#### 抽出データ
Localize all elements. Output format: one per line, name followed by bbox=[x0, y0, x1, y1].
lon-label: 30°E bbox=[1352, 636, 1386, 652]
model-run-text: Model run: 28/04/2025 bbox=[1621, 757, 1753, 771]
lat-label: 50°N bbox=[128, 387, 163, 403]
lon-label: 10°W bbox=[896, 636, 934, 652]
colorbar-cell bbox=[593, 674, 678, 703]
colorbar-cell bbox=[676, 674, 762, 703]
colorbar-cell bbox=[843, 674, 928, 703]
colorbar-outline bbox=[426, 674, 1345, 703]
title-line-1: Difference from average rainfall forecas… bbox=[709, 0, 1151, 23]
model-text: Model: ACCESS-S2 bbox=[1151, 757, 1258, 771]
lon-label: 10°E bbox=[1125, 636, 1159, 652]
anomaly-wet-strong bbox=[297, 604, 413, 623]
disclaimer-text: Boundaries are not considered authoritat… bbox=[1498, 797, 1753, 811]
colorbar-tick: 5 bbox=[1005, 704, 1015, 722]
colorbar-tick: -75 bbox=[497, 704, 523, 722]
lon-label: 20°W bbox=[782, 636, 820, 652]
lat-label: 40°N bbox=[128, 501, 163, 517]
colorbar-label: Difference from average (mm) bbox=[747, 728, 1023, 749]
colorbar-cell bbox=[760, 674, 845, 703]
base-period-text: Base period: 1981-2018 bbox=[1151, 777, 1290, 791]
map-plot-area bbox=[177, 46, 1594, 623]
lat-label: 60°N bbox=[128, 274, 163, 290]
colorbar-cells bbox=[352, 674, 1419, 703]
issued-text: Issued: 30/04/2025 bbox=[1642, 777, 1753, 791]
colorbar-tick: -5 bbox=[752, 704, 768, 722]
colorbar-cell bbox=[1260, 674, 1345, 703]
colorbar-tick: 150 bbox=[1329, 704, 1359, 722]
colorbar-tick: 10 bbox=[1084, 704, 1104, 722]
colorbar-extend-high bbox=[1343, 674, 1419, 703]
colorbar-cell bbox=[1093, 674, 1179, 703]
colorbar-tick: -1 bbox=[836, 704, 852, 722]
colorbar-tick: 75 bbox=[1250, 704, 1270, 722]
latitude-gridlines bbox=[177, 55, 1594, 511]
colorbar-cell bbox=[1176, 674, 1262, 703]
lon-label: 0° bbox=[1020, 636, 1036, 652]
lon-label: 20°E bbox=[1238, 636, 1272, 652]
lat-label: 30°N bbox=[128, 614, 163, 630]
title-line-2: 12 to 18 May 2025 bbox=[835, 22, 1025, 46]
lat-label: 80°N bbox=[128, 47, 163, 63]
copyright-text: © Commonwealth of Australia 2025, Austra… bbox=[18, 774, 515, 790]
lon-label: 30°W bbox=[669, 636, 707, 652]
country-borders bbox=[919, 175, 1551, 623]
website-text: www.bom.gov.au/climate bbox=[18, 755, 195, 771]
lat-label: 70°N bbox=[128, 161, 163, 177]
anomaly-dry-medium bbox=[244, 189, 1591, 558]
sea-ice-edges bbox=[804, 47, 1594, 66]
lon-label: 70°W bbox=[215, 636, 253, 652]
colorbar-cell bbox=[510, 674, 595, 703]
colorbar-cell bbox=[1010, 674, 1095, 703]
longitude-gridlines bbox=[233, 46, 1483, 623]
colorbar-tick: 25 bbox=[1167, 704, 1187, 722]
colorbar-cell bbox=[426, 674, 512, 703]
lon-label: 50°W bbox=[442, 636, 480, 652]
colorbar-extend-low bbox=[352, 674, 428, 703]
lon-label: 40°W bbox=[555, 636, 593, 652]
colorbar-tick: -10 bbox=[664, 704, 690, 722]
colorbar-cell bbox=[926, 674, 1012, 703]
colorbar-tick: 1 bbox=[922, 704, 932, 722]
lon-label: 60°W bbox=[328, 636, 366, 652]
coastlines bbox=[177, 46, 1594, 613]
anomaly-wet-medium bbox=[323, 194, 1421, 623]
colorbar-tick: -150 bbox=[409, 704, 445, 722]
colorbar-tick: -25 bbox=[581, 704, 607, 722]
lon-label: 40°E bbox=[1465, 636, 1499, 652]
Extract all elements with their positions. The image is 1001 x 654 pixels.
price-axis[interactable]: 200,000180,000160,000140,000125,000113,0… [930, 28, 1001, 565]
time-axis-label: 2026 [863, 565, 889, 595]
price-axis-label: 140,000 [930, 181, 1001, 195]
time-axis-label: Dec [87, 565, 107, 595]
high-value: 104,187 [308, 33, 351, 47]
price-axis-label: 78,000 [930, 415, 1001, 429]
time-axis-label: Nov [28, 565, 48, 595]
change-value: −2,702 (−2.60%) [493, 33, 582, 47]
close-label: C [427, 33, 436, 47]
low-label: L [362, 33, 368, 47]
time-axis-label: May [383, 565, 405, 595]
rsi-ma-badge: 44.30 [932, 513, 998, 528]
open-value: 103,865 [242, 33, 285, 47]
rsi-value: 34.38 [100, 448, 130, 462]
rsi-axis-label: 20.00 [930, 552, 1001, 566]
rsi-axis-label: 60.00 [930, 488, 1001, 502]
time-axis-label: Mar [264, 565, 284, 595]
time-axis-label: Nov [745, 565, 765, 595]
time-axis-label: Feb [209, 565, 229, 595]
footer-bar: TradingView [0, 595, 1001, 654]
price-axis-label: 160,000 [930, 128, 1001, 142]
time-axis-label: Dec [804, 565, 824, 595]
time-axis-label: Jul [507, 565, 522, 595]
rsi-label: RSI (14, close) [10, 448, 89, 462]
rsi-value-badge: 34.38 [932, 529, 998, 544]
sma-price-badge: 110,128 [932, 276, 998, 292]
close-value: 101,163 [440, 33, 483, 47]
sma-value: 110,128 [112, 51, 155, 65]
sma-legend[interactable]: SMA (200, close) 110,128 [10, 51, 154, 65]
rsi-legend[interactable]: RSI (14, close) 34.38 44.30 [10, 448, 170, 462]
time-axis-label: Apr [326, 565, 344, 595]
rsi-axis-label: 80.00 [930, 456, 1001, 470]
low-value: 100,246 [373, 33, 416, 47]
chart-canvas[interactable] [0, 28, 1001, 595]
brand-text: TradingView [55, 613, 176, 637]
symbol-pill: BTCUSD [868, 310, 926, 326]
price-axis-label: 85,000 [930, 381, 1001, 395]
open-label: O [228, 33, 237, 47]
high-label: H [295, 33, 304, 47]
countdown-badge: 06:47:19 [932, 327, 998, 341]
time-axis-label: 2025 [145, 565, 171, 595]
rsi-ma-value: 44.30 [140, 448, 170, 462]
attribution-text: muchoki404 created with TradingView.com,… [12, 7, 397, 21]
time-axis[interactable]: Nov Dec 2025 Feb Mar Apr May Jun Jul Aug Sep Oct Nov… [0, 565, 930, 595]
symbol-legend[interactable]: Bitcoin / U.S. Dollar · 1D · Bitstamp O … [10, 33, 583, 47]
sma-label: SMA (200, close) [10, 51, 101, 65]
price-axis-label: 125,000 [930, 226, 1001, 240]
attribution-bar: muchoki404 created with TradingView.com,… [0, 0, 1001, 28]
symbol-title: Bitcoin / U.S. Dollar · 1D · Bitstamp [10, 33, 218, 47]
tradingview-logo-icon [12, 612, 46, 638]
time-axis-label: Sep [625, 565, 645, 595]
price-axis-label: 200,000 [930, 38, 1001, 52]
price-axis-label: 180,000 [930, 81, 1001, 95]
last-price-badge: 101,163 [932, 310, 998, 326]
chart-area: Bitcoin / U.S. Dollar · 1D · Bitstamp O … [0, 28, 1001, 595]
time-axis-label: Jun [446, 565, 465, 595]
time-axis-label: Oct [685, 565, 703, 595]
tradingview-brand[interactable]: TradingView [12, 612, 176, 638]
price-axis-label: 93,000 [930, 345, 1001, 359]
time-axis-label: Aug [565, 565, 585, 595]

#### やること
上の行を最初から最後まで、一字一句変えずにすべて書き写してもらえますか。

#### 回答全文
Localize all elements. Output format: one per line, name followed by bbox=[x0, y0, x1, y1].
lon-label: 30°E bbox=[1352, 636, 1386, 652]
model-run-text: Model run: 28/04/2025 bbox=[1621, 757, 1753, 771]
lat-label: 50°N bbox=[128, 387, 163, 403]
lon-label: 10°W bbox=[896, 636, 934, 652]
colorbar-cell bbox=[593, 674, 678, 703]
colorbar-cell bbox=[676, 674, 762, 703]
colorbar-cell bbox=[843, 674, 928, 703]
colorbar-outline bbox=[426, 674, 1345, 703]
title-line-1: Difference from average rainfall forecas… bbox=[709, 0, 1151, 23]
model-text: Model: ACCESS-S2 bbox=[1151, 757, 1258, 771]
lon-label: 10°E bbox=[1125, 636, 1159, 652]
anomaly-wet-strong bbox=[297, 604, 413, 623]
disclaimer-text: Boundaries are not considered authoritat… bbox=[1498, 797, 1753, 811]
colorbar-tick: 5 bbox=[1005, 704, 1015, 722]
colorbar-tick: -75 bbox=[497, 704, 523, 722]
lon-label: 20°W bbox=[782, 636, 820, 652]
lat-label: 40°N bbox=[128, 501, 163, 517]
colorbar-label: Difference from average (mm) bbox=[747, 728, 1023, 749]
colorbar-cell bbox=[760, 674, 845, 703]
base-period-text: Base period: 1981-2018 bbox=[1151, 777, 1290, 791]
map-plot-area bbox=[177, 46, 1594, 623]
lat-label: 60°N bbox=[128, 274, 163, 290]
colorbar-cells bbox=[352, 674, 1419, 703]
issued-text: Issued: 30/04/2025 bbox=[1642, 777, 1753, 791]
colorbar-tick: -5 bbox=[752, 704, 768, 722]
colorbar-cell bbox=[1260, 674, 1345, 703]
colorbar-tick: 150 bbox=[1329, 704, 1359, 722]
colorbar-tick: 10 bbox=[1084, 704, 1104, 722]
colorbar-extend-high bbox=[1343, 674, 1419, 703]
colorbar-cell bbox=[1093, 674, 1179, 703]
colorbar-tick: -1 bbox=[836, 704, 852, 722]
colorbar-tick: 75 bbox=[1250, 704, 1270, 722]
latitude-gridlines bbox=[177, 55, 1594, 511]
colorbar-cell bbox=[1176, 674, 1262, 703]
lon-label: 0° bbox=[1020, 636, 1036, 652]
lon-label: 20°E bbox=[1238, 636, 1272, 652]
lat-label: 30°N bbox=[128, 614, 163, 630]
title-line-2: 12 to 18 May 2025 bbox=[835, 22, 1025, 46]
lat-label: 80°N bbox=[128, 47, 163, 63]
copyright-text: © Commonwealth of Australia 2025, Austra… bbox=[18, 774, 515, 790]
lon-label: 30°W bbox=[669, 636, 707, 652]
country-borders bbox=[919, 175, 1551, 623]
website-text: www.bom.gov.au/climate bbox=[18, 755, 195, 771]
lat-label: 70°N bbox=[128, 161, 163, 177]
anomaly-dry-medium bbox=[244, 189, 1591, 558]
sea-ice-edges bbox=[804, 47, 1594, 66]
lon-label: 70°W bbox=[215, 636, 253, 652]
colorbar-cell bbox=[510, 674, 595, 703]
colorbar-cell bbox=[1010, 674, 1095, 703]
longitude-gridlines bbox=[233, 46, 1483, 623]
colorbar-tick: 25 bbox=[1167, 704, 1187, 722]
colorbar-cell bbox=[426, 674, 512, 703]
lon-label: 50°W bbox=[442, 636, 480, 652]
colorbar-extend-low bbox=[352, 674, 428, 703]
lon-label: 40°W bbox=[555, 636, 593, 652]
colorbar-tick: -10 bbox=[664, 704, 690, 722]
colorbar-cell bbox=[926, 674, 1012, 703]
colorbar-tick: 1 bbox=[922, 704, 932, 722]
lon-label: 60°W bbox=[328, 636, 366, 652]
coastlines bbox=[177, 46, 1594, 613]
anomaly-wet-medium bbox=[323, 194, 1421, 623]
colorbar-tick: -150 bbox=[409, 704, 445, 722]
colorbar-tick: -25 bbox=[581, 704, 607, 722]
lon-label: 40°E bbox=[1465, 636, 1499, 652]
Extract all elements with their positions. The image is 1001 x 654 pixels.
price-axis[interactable]: 200,000180,000160,000140,000125,000113,0… [930, 28, 1001, 565]
time-axis-label: 2026 [863, 565, 889, 595]
price-axis-label: 140,000 [930, 181, 1001, 195]
time-axis-label: Dec [87, 565, 107, 595]
high-value: 104,187 [308, 33, 351, 47]
price-axis-label: 78,000 [930, 415, 1001, 429]
time-axis-label: Nov [28, 565, 48, 595]
change-value: −2,702 (−2.60%) [493, 33, 582, 47]
close-label: C [427, 33, 436, 47]
low-label: L [362, 33, 368, 47]
time-axis-label: May [383, 565, 405, 595]
rsi-ma-badge: 44.30 [932, 513, 998, 528]
open-value: 103,865 [242, 33, 285, 47]
rsi-value: 34.38 [100, 448, 130, 462]
rsi-axis-label: 20.00 [930, 552, 1001, 566]
rsi-axis-label: 60.00 [930, 488, 1001, 502]
time-axis-label: Mar [264, 565, 284, 595]
time-axis-label: Nov [745, 565, 765, 595]
time-axis-label: Feb [209, 565, 229, 595]
footer-bar: TradingView [0, 595, 1001, 654]
price-axis-label: 160,000 [930, 128, 1001, 142]
time-axis-label: Dec [804, 565, 824, 595]
time-axis-label: Jul [507, 565, 522, 595]
rsi-label: RSI (14, close) [10, 448, 89, 462]
rsi-value-badge: 34.38 [932, 529, 998, 544]
sma-price-badge: 110,128 [932, 276, 998, 292]
close-value: 101,163 [440, 33, 483, 47]
sma-value: 110,128 [112, 51, 155, 65]
sma-legend[interactable]: SMA (200, close) 110,128 [10, 51, 154, 65]
rsi-legend[interactable]: RSI (14, close) 34.38 44.30 [10, 448, 170, 462]
time-axis-label: Apr [326, 565, 344, 595]
rsi-axis-label: 80.00 [930, 456, 1001, 470]
low-value: 100,246 [373, 33, 416, 47]
chart-canvas[interactable] [0, 28, 1001, 595]
brand-text: TradingView [55, 613, 176, 637]
symbol-pill: BTCUSD [868, 310, 926, 326]
price-axis-label: 85,000 [930, 381, 1001, 395]
open-label: O [228, 33, 237, 47]
high-label: H [295, 33, 304, 47]
countdown-badge: 06:47:19 [932, 327, 998, 341]
time-axis-label: 2025 [145, 565, 171, 595]
rsi-ma-value: 44.30 [140, 448, 170, 462]
attribution-text: muchoki404 created with TradingView.com,… [12, 7, 397, 21]
time-axis[interactable]: Nov Dec 2025 Feb Mar Apr May Jun Jul Aug Sep Oct Nov… [0, 565, 930, 595]
symbol-legend[interactable]: Bitcoin / U.S. Dollar · 1D · Bitstamp O … [10, 33, 583, 47]
sma-label: SMA (200, close) [10, 51, 101, 65]
price-axis-label: 125,000 [930, 226, 1001, 240]
attribution-bar: muchoki404 created with TradingView.com,… [0, 0, 1001, 28]
symbol-title: Bitcoin / U.S. Dollar · 1D · Bitstamp [10, 33, 218, 47]
tradingview-logo-icon [12, 612, 46, 638]
time-axis-label: Sep [625, 565, 645, 595]
price-axis-label: 200,000 [930, 38, 1001, 52]
price-axis-label: 180,000 [930, 81, 1001, 95]
last-price-badge: 101,163 [932, 310, 998, 326]
chart-area: Bitcoin / U.S. Dollar · 1D · Bitstamp O … [0, 28, 1001, 595]
time-axis-label: Jun [446, 565, 465, 595]
time-axis-label: Oct [685, 565, 703, 595]
tradingview-brand[interactable]: TradingView [12, 612, 176, 638]
price-axis-label: 93,000 [930, 345, 1001, 359]
time-axis-label: Aug [565, 565, 585, 595]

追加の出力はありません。